**** GIVEN RECORDS

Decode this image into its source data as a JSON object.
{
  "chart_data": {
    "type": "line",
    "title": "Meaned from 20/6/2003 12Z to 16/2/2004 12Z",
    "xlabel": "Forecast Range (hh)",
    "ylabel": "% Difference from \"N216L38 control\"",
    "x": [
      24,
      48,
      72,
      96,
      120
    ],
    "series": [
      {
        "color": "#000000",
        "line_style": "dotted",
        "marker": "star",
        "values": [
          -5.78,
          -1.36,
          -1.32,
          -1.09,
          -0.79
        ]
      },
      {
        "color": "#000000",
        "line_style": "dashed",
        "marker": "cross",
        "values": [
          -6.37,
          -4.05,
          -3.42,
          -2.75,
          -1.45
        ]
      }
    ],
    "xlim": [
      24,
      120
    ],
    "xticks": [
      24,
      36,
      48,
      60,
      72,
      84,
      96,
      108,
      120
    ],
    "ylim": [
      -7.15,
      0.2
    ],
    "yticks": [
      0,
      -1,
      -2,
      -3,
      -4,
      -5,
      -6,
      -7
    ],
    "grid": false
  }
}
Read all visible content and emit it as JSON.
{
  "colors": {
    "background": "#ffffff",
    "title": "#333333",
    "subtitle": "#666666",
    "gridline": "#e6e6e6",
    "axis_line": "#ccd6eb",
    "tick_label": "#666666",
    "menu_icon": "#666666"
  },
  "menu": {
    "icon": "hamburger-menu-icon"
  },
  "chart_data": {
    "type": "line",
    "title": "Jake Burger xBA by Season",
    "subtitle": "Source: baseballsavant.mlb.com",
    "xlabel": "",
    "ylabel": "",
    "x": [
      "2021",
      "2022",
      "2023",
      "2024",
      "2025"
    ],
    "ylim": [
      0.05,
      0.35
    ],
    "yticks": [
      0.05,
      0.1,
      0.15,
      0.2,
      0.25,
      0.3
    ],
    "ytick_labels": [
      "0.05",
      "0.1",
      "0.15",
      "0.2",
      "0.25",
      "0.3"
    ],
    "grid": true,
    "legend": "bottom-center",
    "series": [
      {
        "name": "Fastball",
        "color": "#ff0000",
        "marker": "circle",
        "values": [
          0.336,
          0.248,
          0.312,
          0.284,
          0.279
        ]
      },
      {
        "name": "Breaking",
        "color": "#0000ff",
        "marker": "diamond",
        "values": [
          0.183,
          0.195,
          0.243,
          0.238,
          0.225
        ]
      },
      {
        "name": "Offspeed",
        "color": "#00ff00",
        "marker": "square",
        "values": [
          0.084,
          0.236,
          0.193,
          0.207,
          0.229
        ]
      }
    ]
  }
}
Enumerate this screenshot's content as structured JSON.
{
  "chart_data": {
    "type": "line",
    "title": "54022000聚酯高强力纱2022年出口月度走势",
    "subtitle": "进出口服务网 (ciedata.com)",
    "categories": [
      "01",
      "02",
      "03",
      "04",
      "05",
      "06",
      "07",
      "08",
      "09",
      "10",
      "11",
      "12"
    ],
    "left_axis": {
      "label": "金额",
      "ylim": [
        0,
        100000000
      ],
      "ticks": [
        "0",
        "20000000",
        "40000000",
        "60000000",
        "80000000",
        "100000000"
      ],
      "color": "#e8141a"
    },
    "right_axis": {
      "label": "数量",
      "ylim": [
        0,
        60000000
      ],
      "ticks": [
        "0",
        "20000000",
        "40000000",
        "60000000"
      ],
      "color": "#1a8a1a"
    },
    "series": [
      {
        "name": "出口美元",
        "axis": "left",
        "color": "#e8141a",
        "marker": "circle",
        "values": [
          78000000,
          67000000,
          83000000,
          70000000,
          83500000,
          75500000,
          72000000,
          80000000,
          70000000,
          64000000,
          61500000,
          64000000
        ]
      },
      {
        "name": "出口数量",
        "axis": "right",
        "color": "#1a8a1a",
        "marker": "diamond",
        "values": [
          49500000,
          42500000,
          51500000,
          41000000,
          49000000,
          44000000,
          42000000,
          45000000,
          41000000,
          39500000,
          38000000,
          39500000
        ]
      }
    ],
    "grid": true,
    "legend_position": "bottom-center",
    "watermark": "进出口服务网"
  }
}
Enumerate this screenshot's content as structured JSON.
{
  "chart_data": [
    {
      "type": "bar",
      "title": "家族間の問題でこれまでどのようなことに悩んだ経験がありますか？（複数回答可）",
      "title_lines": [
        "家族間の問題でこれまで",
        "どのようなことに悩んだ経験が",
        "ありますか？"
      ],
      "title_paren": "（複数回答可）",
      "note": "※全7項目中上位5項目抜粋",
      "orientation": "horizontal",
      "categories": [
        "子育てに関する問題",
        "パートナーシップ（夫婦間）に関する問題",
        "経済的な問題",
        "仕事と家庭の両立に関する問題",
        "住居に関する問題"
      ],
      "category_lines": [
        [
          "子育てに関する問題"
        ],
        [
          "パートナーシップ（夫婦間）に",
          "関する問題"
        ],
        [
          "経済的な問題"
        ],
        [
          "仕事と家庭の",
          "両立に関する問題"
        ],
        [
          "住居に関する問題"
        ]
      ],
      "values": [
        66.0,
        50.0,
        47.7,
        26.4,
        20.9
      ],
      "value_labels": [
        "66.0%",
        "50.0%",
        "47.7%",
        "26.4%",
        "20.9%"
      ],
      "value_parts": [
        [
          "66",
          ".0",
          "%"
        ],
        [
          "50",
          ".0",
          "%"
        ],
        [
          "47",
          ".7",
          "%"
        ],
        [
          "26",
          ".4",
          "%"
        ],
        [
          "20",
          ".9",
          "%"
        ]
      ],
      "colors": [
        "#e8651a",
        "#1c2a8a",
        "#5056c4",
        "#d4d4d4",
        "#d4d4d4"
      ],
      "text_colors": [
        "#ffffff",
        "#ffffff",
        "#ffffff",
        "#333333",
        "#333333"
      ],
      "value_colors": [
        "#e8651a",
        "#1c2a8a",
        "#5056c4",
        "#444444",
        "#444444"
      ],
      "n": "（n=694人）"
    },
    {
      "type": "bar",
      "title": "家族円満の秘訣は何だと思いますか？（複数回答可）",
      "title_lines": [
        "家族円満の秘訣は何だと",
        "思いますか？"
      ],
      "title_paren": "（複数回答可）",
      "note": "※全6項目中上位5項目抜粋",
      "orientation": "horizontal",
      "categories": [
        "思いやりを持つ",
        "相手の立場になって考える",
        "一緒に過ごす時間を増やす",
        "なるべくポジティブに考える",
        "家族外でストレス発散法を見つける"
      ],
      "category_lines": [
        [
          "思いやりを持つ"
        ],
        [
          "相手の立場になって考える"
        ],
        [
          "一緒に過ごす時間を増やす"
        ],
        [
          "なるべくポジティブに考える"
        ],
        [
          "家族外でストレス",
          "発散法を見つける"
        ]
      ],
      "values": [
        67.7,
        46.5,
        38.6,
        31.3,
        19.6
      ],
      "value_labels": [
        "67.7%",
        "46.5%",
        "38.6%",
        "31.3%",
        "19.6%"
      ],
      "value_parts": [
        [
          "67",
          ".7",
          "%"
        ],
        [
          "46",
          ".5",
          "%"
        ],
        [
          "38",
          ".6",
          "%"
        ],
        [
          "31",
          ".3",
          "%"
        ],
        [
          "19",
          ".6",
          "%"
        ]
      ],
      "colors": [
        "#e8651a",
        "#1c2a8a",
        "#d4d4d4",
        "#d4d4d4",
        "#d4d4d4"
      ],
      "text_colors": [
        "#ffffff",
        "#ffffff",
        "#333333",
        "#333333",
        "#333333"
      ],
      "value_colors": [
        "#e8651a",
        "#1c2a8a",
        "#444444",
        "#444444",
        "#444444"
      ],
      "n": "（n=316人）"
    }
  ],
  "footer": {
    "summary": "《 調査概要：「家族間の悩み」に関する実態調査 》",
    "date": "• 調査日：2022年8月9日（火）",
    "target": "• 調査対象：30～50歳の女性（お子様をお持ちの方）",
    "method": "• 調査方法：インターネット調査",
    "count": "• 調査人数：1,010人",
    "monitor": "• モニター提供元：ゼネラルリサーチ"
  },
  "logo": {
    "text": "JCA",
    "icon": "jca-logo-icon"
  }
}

********

Return from the data every line that holds "ylabel".

> TASK OUTPUT
    "ylabel": "% Difference from \"N216L38 control\"",
    "ylabel": "",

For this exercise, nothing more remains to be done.